* **WHAT NEEDS TO BE DONE**
Locate every line in the material below that has the word "switch". Copy each of those lines.

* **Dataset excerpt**
_ _ _ _ _ _ _
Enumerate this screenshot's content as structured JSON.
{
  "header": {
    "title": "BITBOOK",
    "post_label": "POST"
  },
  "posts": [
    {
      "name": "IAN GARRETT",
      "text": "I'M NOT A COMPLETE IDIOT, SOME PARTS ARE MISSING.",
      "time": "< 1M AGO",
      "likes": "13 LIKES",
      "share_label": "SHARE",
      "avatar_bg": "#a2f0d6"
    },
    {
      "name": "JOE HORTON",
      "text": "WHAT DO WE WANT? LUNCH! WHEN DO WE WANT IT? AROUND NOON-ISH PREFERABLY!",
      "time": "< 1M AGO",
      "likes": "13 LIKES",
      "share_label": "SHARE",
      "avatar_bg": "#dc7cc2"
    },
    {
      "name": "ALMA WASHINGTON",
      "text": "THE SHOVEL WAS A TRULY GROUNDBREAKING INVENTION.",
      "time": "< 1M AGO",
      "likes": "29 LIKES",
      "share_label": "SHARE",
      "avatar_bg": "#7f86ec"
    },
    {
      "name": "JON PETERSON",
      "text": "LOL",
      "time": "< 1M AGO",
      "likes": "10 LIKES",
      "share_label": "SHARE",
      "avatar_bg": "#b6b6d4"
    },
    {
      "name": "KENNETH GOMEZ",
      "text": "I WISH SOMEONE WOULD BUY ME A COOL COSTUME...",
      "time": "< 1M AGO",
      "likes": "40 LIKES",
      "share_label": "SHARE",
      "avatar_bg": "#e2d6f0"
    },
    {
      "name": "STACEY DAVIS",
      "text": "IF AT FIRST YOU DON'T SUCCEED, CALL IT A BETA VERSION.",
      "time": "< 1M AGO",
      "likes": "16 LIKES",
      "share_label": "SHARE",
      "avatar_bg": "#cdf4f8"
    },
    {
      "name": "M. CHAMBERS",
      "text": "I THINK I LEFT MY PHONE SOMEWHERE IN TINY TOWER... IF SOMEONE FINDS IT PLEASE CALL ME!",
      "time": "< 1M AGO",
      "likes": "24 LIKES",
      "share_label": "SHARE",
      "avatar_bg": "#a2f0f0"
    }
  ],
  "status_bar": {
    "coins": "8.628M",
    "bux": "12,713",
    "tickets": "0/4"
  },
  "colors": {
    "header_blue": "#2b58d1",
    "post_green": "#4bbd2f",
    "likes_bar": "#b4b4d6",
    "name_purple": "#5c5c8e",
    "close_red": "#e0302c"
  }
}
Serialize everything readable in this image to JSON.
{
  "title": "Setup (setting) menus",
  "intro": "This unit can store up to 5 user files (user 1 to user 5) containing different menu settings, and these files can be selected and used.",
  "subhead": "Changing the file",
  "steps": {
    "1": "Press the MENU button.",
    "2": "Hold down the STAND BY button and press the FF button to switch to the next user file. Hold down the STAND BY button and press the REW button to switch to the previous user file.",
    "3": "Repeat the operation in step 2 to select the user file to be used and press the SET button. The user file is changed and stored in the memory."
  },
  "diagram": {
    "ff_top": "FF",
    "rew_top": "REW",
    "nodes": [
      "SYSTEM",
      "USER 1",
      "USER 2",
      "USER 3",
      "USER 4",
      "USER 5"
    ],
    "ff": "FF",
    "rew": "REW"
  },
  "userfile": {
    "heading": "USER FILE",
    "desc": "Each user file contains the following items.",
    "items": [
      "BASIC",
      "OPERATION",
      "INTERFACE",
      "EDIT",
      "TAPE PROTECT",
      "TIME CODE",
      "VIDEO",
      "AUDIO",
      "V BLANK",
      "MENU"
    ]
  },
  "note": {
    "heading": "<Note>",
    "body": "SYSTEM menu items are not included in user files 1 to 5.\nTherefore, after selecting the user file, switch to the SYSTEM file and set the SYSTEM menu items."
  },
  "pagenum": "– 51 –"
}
_ _ _ _ _ _ _
* **SOLUTION FOR THIS EXERCISE**
    "2": "Hold down the STAND BY button and press the FF button to switch to the next user file. Hold down the STAND BY button and press the REW button to switch to the previous user file.",
    "body": "SYSTEM menu items are not included in user files 1 to 5.\nTherefore, after selecting the user file, switch to the SYSTEM file and set the SYSTEM menu items."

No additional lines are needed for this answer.